■ The problem: Bring together all lines of the material below that contain the string "Sair".

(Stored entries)
+ + + + +

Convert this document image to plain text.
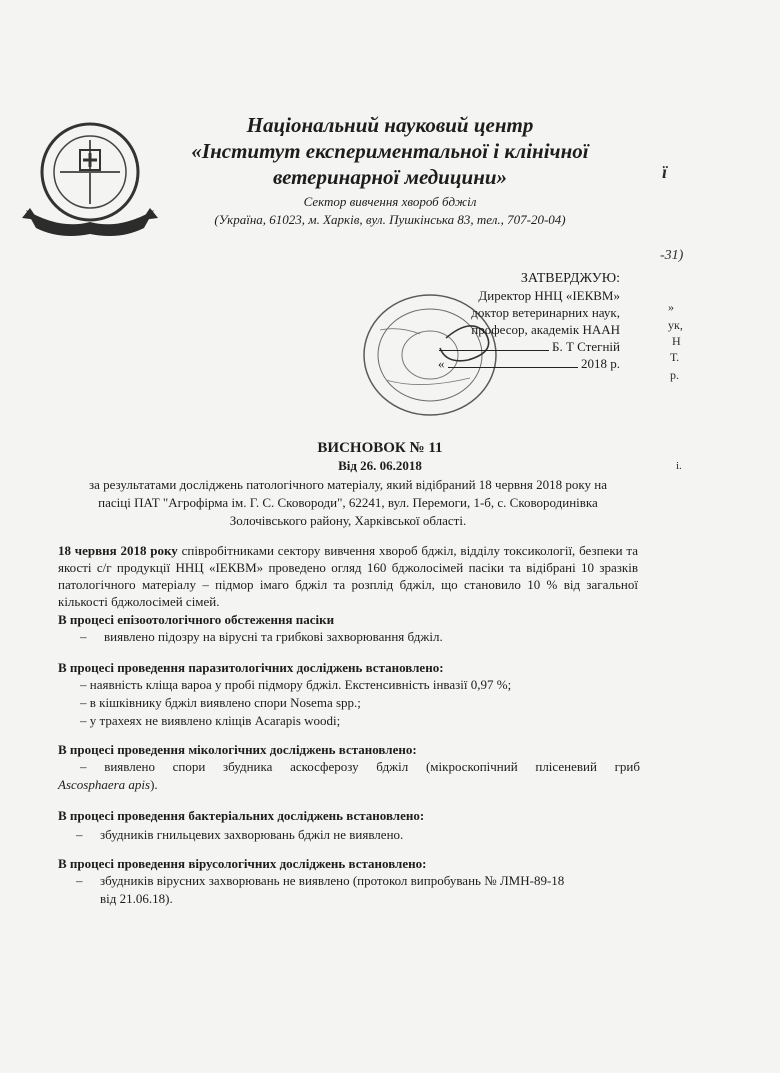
Національний науковий центр
«Інститут експериментальної і клінічної
ветеринарної медицини»
Сектор вивчення хвороб бджіл
(Україна, 61023, м. Харків, вул. Пушкінська 83, тел., 707-20-04)
ї
-31)
»
ук,
Н
Т.
р.
і.
ЗАТВЕРДЖУЮ:
Директор ННЦ «ІЕКВМ»
доктор ветеринарних наук,
професор, академік НААН
Б. Т Стегній
«	2018 р.
ВИСНОВОК № 11
Від 26. 06.2018
за результатами досліджень патологічного матеріалу, який відібраний 18 червня 2018 року на
пасіці ПАТ "Агрофірма ім. Г. С. Сковороди", 62241, вул. Перемоги, 1-б, с. Сковородинівка
Золочівського району, Харківської області.
18 червня 2018 року співробітниками сектору вивчення хвороб бджіл, відділу токсикології, безпеки та якості с/г продукції ННЦ «ІЕКВМ» проведено огляд 160 бджолосімей пасіки та відібрані 10 зразків патологічного матеріалу – підмор імаго бджіл та розплід бджіл, що становило 10 % від загальної кількості бджолосімей сімей.
В процесі епізоотологічного обстеження пасіки
– виявлено підозру на вірусні та грибкові захворювання бджіл.
В процесі проведення паразитологічних досліджень встановлено:
– наявність кліща вароа у пробі підмору бджіл. Екстенсивність інвазії 0,97 %;
– в кішківнику бджіл виявлено спори Nosema spp.;
– у трахеях не виявлено кліщів Acarapis woodi;
В процесі проведення мікологічних досліджень встановлено:
– виявлено спори збудника аскосферозу бджіл (мікроскопічний плісеневий гриб
Ascosphaera apis).
В процесі проведення бактеріальних досліджень встановлено:
– збудників гнильцевих захворювань бджіл не виявлено.
В процесі проведення вірусологічних досліджень встановлено:
– збудників вірусних захворювань не виявлено (протокол випробувань № ЛМН-89-18
від 21.06.18).
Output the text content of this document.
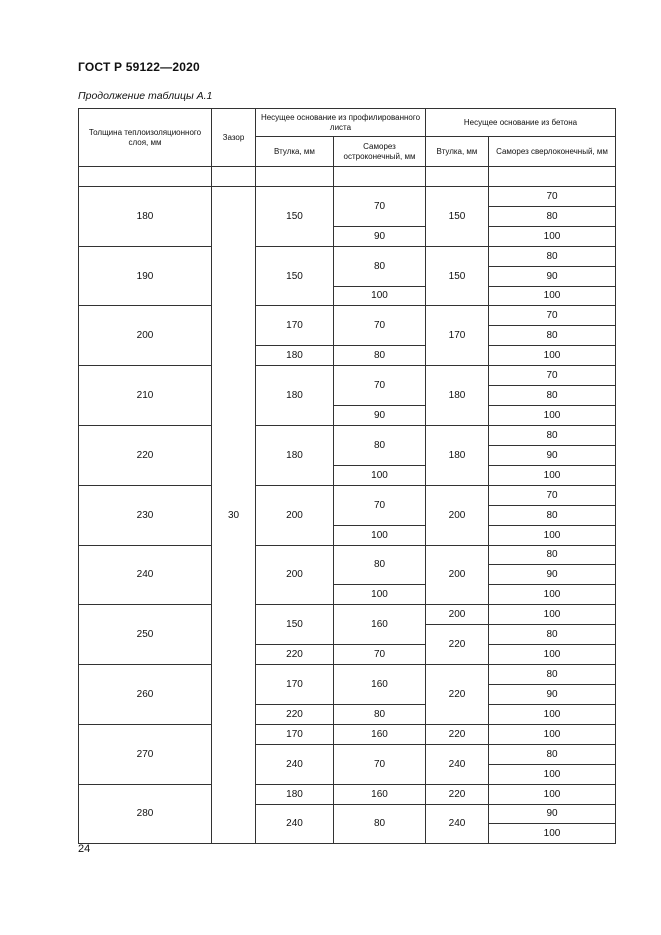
ГОСТ Р 59122—2020
Продолжение таблицы А.1
Толщина теплоизоляционного слоя, мм	Зазор	Несущее основание из профилированного листа		Несущее основание из бетона	
		Втулка, мм	Саморез остроконечный, мм	Втулка, мм	Саморез сверлоконечный, мм

180	30	150	70	150	70
					80
			90		100
190		150	80	150	80
					90
			100		100
200		170	70	170	70
					80
		180	80		100
210		180	70	180	70
					80
			90		100
220		180	80	180	80
					90
			100		100
230		200	70	200	70
					80
			100		100
240		200	80	200	80
					90
			100		100
250		150	160	200	100
				220	80
		220	70		100
260		170	160	220	80
					90
		220	80		100
270		170	160	220	100
		240	70	240	80
					100
280		180	160	220	100
		240	80	240	90
					100
24
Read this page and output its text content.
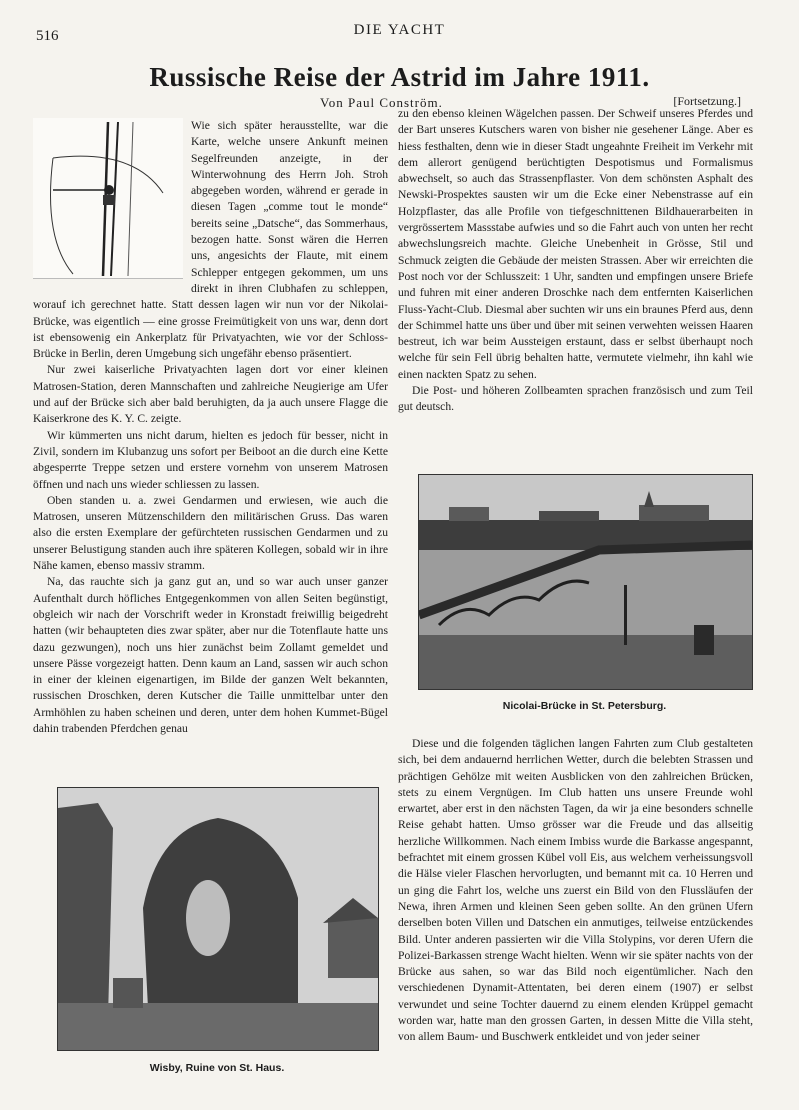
516	DIE YACHT
Russische Reise der Astrid im Jahre 1911.
Von Paul Conström.	[Fortsetzung.]

Wie sich später herausstellte, war die Karte, welche unsere Ankunft meinen Segelfreunden anzeigte, in der Winterwohnung des Herrn Joh. Stroh abgegeben worden, während er gerade in diesen Tagen „comme tout le monde“ bereits seine „Datsche“, das Sommerhaus, bezogen hatte. Sonst wären die Herren uns, angesichts der Flaute, mit einem Schlepper entgegen gekommen, um uns direkt in ihren Clubhafen zu schleppen, worauf ich gerechnet hatte. Statt dessen lagen wir nun vor der Nikolai-Brücke, was eigentlich — eine grosse Freimütigkeit von uns war, denn dort ist ebensowenig ein Ankerplatz für Privatyachten, wie vor der Schloss-Brücke in Berlin, deren Umgebung sich ungefähr ebenso präsentiert.

Nur zwei kaiserliche Privatyachten lagen dort vor einer kleinen Matrosen-Station, deren Mannschaften und zahlreiche Neugierige am Ufer und auf der Brücke sich aber bald beruhigten, da ja auch unsere Flagge die Kaiserkrone des K. Y. C. zeigte.

Wir kümmerten uns nicht darum, hielten es jedoch für besser, nicht in Zivil, sondern im Klubanzug uns sofort per Beiboot an die durch eine Kette abgesperrte Treppe setzen und erstere vornehm von unserem Matrosen öffnen und nach uns wieder schliessen zu lassen.

Oben standen u. a. zwei Gendarmen und erwiesen, wie auch die Matrosen, unseren Mützenschildern den militärischen Gruss. Das waren also die ersten Exemplare der gefürchteten russischen Gendarmen und zu unserer Belustigung standen auch ihre späteren Kollegen, sobald wir in ihre Nähe kamen, ebenso massiv stramm.

Na, das rauchte sich ja ganz gut an, und so war auch unser ganzer Aufenthalt durch höfliches Entgegenkommen von allen Seiten begünstigt, obgleich wir nach der Vorschrift weder in Kronstadt freiwillig beigedreht hatten (wir behaupteten dies zwar später, aber nur die Totenflaute hatte uns dazu gezwungen), noch uns hier zunächst beim Zollamt gemeldet und unsere Pässe vorgezeigt hatten. Denn kaum an Land, sassen wir auch schon in einer der kleinen eigenartigen, im Bilde der ganzen Welt bekannten, russischen Droschken, deren Kutscher die Taille unmittelbar unter den Armhöhlen zu haben scheinen und deren, unter dem hohen Kummet-Bügel dahin trabenden Pferdchen genau

zu den ebenso kleinen Wägelchen passen. Der Schweif unseres Pferdes und der Bart unseres Kutschers waren von bisher nie gesehener Länge. Aber es hiess festhalten, denn wie in dieser Stadt ungeahnte Freiheit im Verkehr mit dem allerort genügend berüchtigten Despotismus und Formalismus abwechselt, so auch das Strassenpflaster. Von dem schönsten Asphalt des Newski-Prospektes sausten wir um die Ecke einer Nebenstrasse auf ein Holzpflaster, das alle Profile von tiefgeschnittenen Bildhauerarbeiten in vergrössertem Massstabe aufwies und so die Fahrt auch von unten her recht abwechslungsreich machte. Gleiche Unebenheit in Grösse, Stil und Schmuck zeigten die Gebäude der meisten Strassen. Aber wir erreichten die Post noch vor der Schlusszeit: 1 Uhr, sandten und empfingen unsere Briefe und fuhren mit einer anderen Droschke nach dem entfernten Kaiserlichen Fluss-Yacht-Club. Diesmal aber suchten wir uns ein braunes Pferd aus, denn der Schimmel hatte uns über und über mit seinen verwehten weissen Haaren bestreut, ich war beim Aussteigen erstaunt, dass er selbst überhaupt noch welche für sein Fell übrig behalten hatte, vermutete vielmehr, ihn kahl wie einen nackten Spatz zu sehen.

Die Post- und höheren Zollbeamten sprachen französisch und zum Teil gut deutsch.

Nicolai-Brücke in St. Petersburg.
Wisby, Ruine von St. Haus.

Diese und die folgenden täglichen langen Fahrten zum Club gestalteten sich, bei dem andauernd herrlichen Wetter, durch die belebten Strassen und prächtigen Gehölze mit weiten Ausblicken von den zahlreichen Brücken, stets zu einem Vergnügen. Im Club hatten uns unsere Freunde wohl erwartet, aber erst in den nächsten Tagen, da wir ja eine besonders schnelle Reise gehabt hatten. Umso grösser war die Freude und das allseitig herzliche Willkommen. Nach einem Imbiss wurde die Barkasse angespannt, befrachtet mit einem grossen Kübel voll Eis, aus welchem verheissungsvoll die Hälse vieler Flaschen hervorlugten, und bemannt mit ca. 10 Herren und un ging die Fahrt los, welche uns zuerst ein Bild von den Flussläufen der Newa, ihren Armen und kleinen Seen geben sollte. An den grünen Ufern derselben boten Villen und Datschen ein anmutiges, teilweise entzückendes Bild. Unter anderen passierten wir die Villa Stolypins, vor deren Ufern die Polizei-Barkassen strenge Wacht hielten. Wenn wir sie später nachts von der Brücke aus sahen, so war das Bild noch eigentümlicher. Nach den verschiedenen Dynamit-Attentaten, bei deren einem (1907) er selbst verwundet und seine Tochter dauernd zu einem elenden Krüppel gemacht worden war, hatte man den grossen Garten, in dessen Mitte die Villa steht, von allem Baum- und Buschwerk entkleidet und von jeder seiner
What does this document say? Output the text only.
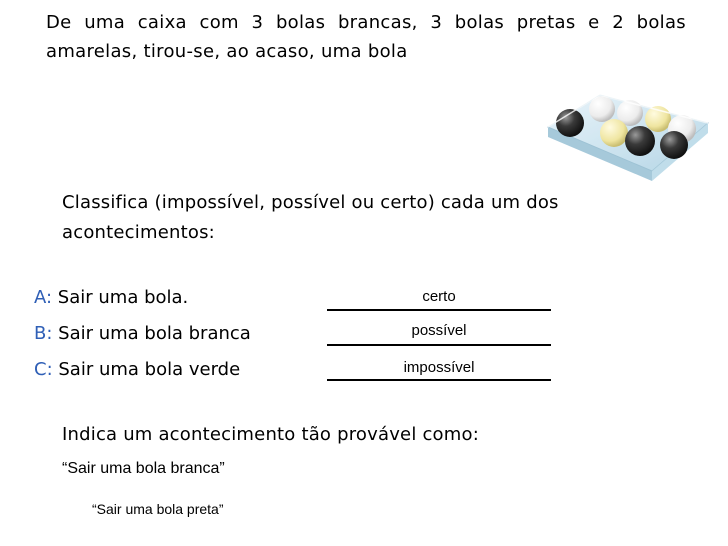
De uma caixa com 3 bolas brancas, 3 bolas pretas e 2 bolas amarelas, tirou-se, ao acaso, uma bola
Classifica (impossível, possível ou certo) cada um dos acontecimentos:
A: Sair uma bola.	certo
B: Sair uma bola branca	possível
C: Sair uma bola verde	impossível
Indica um acontecimento tão provável como:
“Sair uma bola branca”
“Sair uma bola preta”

+ + + + +

■ Exercise answer:
A: Sair uma bola.	certo
B: Sair uma bola branca	possível
C: Sair uma bola verde	impossível
“Sair uma bola branca”
“Sair uma bola preta”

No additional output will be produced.